• **PROBLEM TO WORK ON**: Search the material and gather each line with "name" in it.

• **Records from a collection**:
....................
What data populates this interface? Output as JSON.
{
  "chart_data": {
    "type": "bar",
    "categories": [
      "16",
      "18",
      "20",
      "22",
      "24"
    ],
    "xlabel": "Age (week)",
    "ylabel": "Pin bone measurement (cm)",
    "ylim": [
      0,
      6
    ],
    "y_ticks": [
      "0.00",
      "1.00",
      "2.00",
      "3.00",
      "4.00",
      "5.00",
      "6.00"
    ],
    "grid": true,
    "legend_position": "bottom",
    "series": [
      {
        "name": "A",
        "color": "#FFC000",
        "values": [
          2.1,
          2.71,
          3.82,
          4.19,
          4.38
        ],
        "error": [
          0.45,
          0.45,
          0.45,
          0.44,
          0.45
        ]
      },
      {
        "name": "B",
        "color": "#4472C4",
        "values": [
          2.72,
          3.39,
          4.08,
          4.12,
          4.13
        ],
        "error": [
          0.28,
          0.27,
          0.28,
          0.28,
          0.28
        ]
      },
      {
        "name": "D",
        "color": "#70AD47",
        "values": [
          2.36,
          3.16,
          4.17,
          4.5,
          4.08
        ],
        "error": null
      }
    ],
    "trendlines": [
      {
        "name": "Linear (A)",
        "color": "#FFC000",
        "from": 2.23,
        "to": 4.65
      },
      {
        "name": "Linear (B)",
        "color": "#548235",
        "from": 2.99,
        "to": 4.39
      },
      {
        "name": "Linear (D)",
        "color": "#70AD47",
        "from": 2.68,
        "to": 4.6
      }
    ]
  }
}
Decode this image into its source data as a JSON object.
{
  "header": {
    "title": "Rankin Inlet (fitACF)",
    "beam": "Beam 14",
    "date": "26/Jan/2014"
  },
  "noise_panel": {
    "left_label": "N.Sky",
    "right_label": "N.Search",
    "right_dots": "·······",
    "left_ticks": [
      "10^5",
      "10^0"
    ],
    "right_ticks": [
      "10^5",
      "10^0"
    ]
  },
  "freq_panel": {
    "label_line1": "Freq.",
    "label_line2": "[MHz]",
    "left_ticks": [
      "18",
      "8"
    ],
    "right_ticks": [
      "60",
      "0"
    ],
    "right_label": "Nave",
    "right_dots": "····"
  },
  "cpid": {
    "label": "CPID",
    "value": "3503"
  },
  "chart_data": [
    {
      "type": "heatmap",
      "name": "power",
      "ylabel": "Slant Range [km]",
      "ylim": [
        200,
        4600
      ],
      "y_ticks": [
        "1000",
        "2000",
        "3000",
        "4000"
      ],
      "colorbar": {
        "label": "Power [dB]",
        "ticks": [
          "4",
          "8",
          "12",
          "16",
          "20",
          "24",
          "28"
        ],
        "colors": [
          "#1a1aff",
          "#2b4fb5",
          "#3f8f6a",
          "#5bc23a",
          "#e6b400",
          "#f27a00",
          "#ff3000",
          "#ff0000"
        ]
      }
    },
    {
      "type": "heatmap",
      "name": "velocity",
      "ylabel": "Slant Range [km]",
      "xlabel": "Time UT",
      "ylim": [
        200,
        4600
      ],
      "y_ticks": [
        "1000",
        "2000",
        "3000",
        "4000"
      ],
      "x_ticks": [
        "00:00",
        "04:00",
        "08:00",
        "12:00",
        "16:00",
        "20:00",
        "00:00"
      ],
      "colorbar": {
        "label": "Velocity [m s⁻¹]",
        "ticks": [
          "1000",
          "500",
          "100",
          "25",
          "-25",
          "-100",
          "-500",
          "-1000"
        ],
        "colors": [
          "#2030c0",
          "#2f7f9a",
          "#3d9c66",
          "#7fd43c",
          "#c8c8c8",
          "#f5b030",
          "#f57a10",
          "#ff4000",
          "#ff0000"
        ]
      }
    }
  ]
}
....................
• **REPLY**:
        "name": "A",
        "name": "B",
        "name": "D",
        "name": "Linear (A)",
        "name": "Linear (B)",
        "name": "Linear (D)",
      "name": "power",
      "name": "velocity",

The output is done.